** Start of Material for the task **

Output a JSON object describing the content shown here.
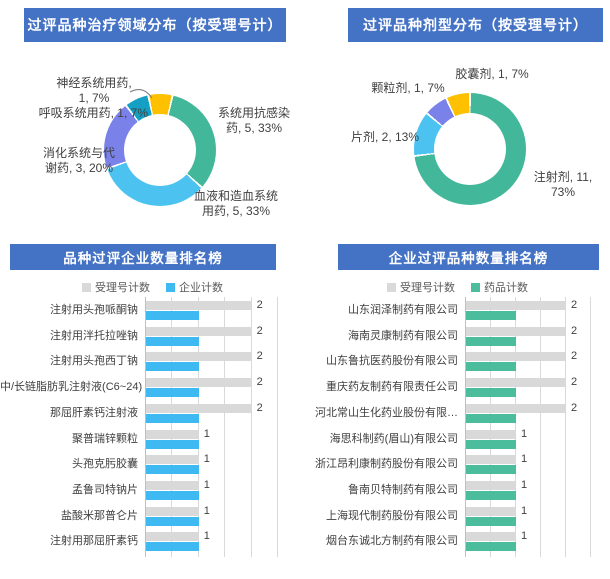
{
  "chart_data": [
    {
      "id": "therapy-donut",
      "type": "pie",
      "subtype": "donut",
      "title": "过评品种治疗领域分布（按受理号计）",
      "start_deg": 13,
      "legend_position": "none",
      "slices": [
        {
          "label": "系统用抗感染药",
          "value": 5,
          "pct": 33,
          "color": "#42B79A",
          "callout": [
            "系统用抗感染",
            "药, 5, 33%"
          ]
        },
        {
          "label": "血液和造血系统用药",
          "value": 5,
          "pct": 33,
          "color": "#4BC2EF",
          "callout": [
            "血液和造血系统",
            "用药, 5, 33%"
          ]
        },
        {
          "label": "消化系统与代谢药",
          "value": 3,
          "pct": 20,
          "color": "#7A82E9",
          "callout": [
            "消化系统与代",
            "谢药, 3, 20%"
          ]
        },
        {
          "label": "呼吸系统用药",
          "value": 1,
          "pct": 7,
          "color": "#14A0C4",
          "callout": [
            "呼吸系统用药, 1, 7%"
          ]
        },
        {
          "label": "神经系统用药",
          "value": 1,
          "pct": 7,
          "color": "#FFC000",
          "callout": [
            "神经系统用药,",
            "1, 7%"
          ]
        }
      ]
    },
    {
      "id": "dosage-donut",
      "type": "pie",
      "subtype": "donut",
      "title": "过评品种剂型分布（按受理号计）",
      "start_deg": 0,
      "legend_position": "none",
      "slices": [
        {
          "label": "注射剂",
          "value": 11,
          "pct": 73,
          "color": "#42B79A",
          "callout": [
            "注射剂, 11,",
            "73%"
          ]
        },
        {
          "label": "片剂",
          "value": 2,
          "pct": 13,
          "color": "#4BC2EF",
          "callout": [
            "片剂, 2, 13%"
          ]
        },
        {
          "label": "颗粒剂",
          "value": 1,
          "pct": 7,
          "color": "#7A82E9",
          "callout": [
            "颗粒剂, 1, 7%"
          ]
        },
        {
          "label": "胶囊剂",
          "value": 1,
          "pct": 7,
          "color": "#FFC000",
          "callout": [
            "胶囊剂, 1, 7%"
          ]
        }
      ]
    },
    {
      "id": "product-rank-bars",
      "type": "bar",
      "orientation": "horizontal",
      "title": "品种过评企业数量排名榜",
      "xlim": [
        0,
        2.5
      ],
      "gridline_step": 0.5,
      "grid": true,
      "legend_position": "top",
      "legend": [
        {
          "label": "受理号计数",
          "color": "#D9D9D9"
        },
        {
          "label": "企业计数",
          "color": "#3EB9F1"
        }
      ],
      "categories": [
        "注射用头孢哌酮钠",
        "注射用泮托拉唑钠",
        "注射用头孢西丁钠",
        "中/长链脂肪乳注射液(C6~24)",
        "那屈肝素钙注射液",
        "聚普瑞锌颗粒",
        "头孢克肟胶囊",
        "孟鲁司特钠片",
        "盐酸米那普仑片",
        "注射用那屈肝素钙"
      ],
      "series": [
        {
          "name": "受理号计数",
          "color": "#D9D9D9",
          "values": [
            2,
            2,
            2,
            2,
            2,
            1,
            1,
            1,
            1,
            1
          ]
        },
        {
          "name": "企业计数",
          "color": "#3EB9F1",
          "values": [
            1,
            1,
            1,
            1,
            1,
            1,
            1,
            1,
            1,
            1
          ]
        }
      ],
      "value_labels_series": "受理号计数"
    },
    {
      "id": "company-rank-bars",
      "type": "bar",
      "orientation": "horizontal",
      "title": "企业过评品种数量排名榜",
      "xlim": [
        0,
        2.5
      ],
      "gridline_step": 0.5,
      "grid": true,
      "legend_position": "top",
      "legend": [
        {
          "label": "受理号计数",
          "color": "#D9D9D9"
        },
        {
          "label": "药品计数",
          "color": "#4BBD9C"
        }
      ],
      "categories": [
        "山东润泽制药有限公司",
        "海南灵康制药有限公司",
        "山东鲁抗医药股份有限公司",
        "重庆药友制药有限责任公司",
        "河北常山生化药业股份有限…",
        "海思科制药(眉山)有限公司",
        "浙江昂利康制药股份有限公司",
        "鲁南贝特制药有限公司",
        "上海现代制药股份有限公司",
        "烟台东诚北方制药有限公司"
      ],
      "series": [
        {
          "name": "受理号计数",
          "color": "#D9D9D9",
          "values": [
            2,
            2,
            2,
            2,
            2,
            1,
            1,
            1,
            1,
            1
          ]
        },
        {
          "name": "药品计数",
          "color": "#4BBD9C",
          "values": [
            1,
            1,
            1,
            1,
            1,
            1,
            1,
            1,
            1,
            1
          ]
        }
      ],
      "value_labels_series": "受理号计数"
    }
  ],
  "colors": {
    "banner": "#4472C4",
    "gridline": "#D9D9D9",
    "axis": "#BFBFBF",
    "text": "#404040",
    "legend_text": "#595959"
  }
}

** End of Material for the task **
** Start of Material for the task **

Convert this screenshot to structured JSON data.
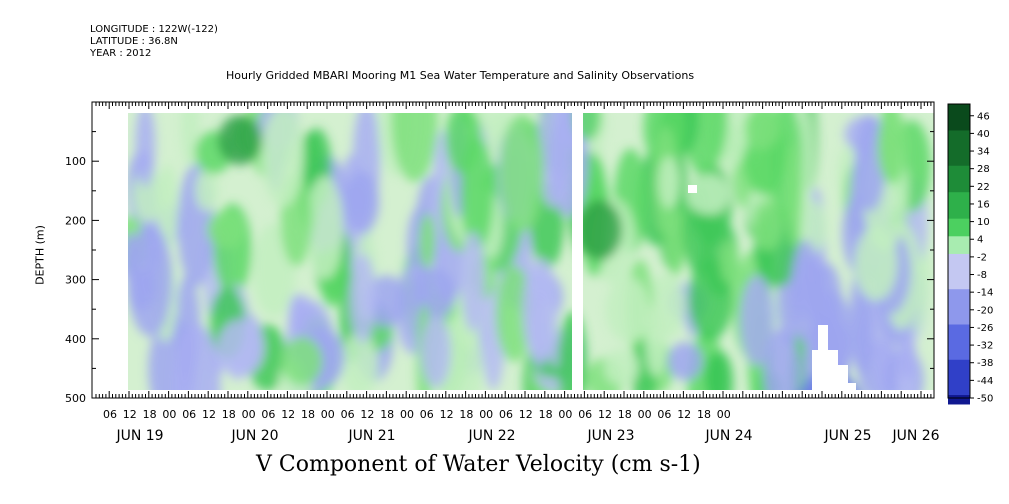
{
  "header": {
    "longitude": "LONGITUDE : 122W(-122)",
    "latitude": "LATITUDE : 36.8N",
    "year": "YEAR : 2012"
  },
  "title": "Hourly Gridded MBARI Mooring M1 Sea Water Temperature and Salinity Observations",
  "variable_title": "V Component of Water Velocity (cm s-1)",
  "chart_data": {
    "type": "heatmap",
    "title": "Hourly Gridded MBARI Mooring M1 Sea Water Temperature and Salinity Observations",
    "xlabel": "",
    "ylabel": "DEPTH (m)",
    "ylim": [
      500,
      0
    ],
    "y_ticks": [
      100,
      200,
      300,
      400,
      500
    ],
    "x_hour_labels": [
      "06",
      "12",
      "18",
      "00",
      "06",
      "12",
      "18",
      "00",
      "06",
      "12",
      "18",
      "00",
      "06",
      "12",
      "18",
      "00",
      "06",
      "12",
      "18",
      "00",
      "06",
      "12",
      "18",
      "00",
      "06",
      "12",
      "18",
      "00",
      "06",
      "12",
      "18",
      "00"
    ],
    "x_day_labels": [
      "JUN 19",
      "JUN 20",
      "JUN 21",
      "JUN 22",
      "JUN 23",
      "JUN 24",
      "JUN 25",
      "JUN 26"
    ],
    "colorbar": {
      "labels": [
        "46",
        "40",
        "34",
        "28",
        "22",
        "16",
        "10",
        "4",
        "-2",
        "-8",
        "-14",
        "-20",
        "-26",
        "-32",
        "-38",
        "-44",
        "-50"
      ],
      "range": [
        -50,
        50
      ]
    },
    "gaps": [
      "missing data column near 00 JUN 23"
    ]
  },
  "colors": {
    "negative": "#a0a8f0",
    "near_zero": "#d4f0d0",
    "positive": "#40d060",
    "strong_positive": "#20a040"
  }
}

** End of Material for the task **

The problem: Report every line in the data above in which the word "bars" appears.

Problem solution:
      "id": "product-rank-bars",
      "id": "company-rank-bars",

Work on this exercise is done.